[DATA FOR THIS EXERCISE]
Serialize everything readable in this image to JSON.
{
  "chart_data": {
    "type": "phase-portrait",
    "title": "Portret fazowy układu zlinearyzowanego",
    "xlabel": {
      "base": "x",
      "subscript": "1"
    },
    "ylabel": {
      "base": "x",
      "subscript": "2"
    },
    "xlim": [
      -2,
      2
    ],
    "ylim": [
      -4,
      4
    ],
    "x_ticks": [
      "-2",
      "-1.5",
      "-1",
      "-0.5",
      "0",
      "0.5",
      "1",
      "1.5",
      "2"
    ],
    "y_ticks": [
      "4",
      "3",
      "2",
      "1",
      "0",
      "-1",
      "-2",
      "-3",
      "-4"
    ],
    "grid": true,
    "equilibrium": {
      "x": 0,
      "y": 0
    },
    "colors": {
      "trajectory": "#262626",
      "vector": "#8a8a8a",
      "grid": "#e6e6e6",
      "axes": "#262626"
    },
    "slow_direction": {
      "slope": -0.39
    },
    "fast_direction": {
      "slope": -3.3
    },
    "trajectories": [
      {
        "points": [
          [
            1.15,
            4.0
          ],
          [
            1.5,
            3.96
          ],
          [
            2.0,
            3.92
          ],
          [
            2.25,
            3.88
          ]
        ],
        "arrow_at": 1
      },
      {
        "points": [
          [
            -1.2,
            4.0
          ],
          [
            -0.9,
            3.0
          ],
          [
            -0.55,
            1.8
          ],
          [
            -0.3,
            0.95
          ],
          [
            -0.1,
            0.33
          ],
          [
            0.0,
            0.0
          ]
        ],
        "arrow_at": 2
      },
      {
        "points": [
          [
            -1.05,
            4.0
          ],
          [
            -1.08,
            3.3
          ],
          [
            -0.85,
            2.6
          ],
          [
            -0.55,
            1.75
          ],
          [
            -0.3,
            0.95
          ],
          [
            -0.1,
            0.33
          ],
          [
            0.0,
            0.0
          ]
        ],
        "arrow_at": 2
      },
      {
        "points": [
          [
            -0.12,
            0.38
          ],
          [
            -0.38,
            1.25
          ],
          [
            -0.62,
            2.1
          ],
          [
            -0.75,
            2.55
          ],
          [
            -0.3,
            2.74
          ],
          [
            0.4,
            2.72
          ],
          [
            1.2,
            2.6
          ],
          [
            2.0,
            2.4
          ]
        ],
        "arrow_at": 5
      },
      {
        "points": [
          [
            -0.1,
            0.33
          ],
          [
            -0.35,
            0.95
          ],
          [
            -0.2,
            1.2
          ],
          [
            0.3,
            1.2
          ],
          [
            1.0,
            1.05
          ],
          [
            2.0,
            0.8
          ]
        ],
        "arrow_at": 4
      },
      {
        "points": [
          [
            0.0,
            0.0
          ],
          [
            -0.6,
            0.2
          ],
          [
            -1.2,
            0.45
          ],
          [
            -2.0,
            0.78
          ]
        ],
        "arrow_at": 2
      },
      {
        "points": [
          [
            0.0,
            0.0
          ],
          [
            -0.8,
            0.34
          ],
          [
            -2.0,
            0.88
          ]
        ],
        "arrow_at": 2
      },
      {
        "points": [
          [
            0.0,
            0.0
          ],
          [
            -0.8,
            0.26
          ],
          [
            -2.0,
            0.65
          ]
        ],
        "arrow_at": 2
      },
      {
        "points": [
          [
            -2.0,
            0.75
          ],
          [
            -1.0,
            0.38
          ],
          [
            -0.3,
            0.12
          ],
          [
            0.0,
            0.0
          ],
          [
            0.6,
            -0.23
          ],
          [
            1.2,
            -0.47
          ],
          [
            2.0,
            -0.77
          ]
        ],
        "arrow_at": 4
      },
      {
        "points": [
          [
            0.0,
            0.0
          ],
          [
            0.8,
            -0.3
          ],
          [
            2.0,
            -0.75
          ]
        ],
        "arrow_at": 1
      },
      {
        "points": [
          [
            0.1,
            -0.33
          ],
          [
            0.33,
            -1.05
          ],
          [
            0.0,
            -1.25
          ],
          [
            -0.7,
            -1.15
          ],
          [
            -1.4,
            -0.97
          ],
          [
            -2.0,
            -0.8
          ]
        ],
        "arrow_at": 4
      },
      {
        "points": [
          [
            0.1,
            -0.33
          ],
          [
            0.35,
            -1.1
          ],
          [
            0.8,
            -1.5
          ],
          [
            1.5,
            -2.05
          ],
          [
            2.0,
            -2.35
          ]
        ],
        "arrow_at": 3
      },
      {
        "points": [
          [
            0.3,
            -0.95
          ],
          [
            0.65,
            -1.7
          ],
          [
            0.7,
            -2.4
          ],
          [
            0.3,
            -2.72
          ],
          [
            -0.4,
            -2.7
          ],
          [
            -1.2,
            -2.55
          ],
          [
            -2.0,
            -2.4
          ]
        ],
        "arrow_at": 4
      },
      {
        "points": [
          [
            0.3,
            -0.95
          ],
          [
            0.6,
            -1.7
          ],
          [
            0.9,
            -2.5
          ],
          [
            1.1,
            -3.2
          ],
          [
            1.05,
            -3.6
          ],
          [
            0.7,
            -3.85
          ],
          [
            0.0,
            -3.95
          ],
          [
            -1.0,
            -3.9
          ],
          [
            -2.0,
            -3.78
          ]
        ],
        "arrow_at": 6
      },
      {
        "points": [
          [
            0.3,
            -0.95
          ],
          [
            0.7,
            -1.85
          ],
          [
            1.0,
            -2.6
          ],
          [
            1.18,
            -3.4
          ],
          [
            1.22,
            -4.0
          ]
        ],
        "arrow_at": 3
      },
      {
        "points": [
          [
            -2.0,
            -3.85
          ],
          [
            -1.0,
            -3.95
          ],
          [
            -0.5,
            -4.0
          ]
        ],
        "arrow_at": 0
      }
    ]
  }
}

[INSTRUCTIONS TO FOLLOW] Copy every line of the records word for word.

[THE SOLUTION]
Serialize everything readable in this image to JSON.
{
  "chart_data": {
    "type": "phase-portrait",
    "title": "Portret fazowy układu zlinearyzowanego",
    "xlabel": {
      "base": "x",
      "subscript": "1"
    },
    "ylabel": {
      "base": "x",
      "subscript": "2"
    },
    "xlim": [
      -2,
      2
    ],
    "ylim": [
      -4,
      4
    ],
    "x_ticks": [
      "-2",
      "-1.5",
      "-1",
      "-0.5",
      "0",
      "0.5",
      "1",
      "1.5",
      "2"
    ],
    "y_ticks": [
      "4",
      "3",
      "2",
      "1",
      "0",
      "-1",
      "-2",
      "-3",
      "-4"
    ],
    "grid": true,
    "equilibrium": {
      "x": 0,
      "y": 0
    },
    "colors": {
      "trajectory": "#262626",
      "vector": "#8a8a8a",
      "grid": "#e6e6e6",
      "axes": "#262626"
    },
    "slow_direction": {
      "slope": -0.39
    },
    "fast_direction": {
      "slope": -3.3
    },
    "trajectories": [
      {
        "points": [
          [
            1.15,
            4.0
          ],
          [
            1.5,
            3.96
          ],
          [
            2.0,
            3.92
          ],
          [
            2.25,
            3.88
          ]
        ],
        "arrow_at": 1
      },
      {
        "points": [
          [
            -1.2,
            4.0
          ],
          [
            -0.9,
            3.0
          ],
          [
            -0.55,
            1.8
          ],
          [
            -0.3,
            0.95
          ],
          [
            -0.1,
            0.33
          ],
          [
            0.0,
            0.0
          ]
        ],
        "arrow_at": 2
      },
      {
        "points": [
          [
            -1.05,
            4.0
          ],
          [
            -1.08,
            3.3
          ],
          [
            -0.85,
            2.6
          ],
          [
            -0.55,
            1.75
          ],
          [
            -0.3,
            0.95
          ],
          [
            -0.1,
            0.33
          ],
          [
            0.0,
            0.0
          ]
        ],
        "arrow_at": 2
      },
      {
        "points": [
          [
            -0.12,
            0.38
          ],
          [
            -0.38,
            1.25
          ],
          [
            -0.62,
            2.1
          ],
          [
            -0.75,
            2.55
          ],
          [
            -0.3,
            2.74
          ],
          [
            0.4,
            2.72
          ],
          [
            1.2,
            2.6
          ],
          [
            2.0,
            2.4
          ]
        ],
        "arrow_at": 5
      },
      {
        "points": [
          [
            -0.1,
            0.33
          ],
          [
            -0.35,
            0.95
          ],
          [
            -0.2,
            1.2
          ],
          [
            0.3,
            1.2
          ],
          [
            1.0,
            1.05
          ],
          [
            2.0,
            0.8
          ]
        ],
        "arrow_at": 4
      },
      {
        "points": [
          [
            0.0,
            0.0
          ],
          [
            -0.6,
            0.2
          ],
          [
            -1.2,
            0.45
          ],
          [
            -2.0,
            0.78
          ]
        ],
        "arrow_at": 2
      },
      {
        "points": [
          [
            0.0,
            0.0
          ],
          [
            -0.8,
            0.34
          ],
          [
            -2.0,
            0.88
          ]
        ],
        "arrow_at": 2
      },
      {
        "points": [
          [
            0.0,
            0.0
          ],
          [
            -0.8,
            0.26
          ],
          [
            -2.0,
            0.65
          ]
        ],
        "arrow_at": 2
      },
      {
        "points": [
          [
            -2.0,
            0.75
          ],
          [
            -1.0,
            0.38
          ],
          [
            -0.3,
            0.12
          ],
          [
            0.0,
            0.0
          ],
          [
            0.6,
            -0.23
          ],
          [
            1.2,
            -0.47
          ],
          [
            2.0,
            -0.77
          ]
        ],
        "arrow_at": 4
      },
      {
        "points": [
          [
            0.0,
            0.0
          ],
          [
            0.8,
            -0.3
          ],
          [
            2.0,
            -0.75
          ]
        ],
        "arrow_at": 1
      },
      {
        "points": [
          [
            0.1,
            -0.33
          ],
          [
            0.33,
            -1.05
          ],
          [
            0.0,
            -1.25
          ],
          [
            -0.7,
            -1.15
          ],
          [
            -1.4,
            -0.97
          ],
          [
            -2.0,
            -0.8
          ]
        ],
        "arrow_at": 4
      },
      {
        "points": [
          [
            0.1,
            -0.33
          ],
          [
            0.35,
            -1.1
          ],
          [
            0.8,
            -1.5
          ],
          [
            1.5,
            -2.05
          ],
          [
            2.0,
            -2.35
          ]
        ],
        "arrow_at": 3
      },
      {
        "points": [
          [
            0.3,
            -0.95
          ],
          [
            0.65,
            -1.7
          ],
          [
            0.7,
            -2.4
          ],
          [
            0.3,
            -2.72
          ],
          [
            -0.4,
            -2.7
          ],
          [
            -1.2,
            -2.55
          ],
          [
            -2.0,
            -2.4
          ]
        ],
        "arrow_at": 4
      },
      {
        "points": [
          [
            0.3,
            -0.95
          ],
          [
            0.6,
            -1.7
          ],
          [
            0.9,
            -2.5
          ],
          [
            1.1,
            -3.2
          ],
          [
            1.05,
            -3.6
          ],
          [
            0.7,
            -3.85
          ],
          [
            0.0,
            -3.95
          ],
          [
            -1.0,
            -3.9
          ],
          [
            -2.0,
            -3.78
          ]
        ],
        "arrow_at": 6
      },
      {
        "points": [
          [
            0.3,
            -0.95
          ],
          [
            0.7,
            -1.85
          ],
          [
            1.0,
            -2.6
          ],
          [
            1.18,
            -3.4
          ],
          [
            1.22,
            -4.0
          ]
        ],
        "arrow_at": 3
      },
      {
        "points": [
          [
            -2.0,
            -3.85
          ],
          [
            -1.0,
            -3.95
          ],
          [
            -0.5,
            -4.0
          ]
        ],
        "arrow_at": 0
      }
    ]
  }
}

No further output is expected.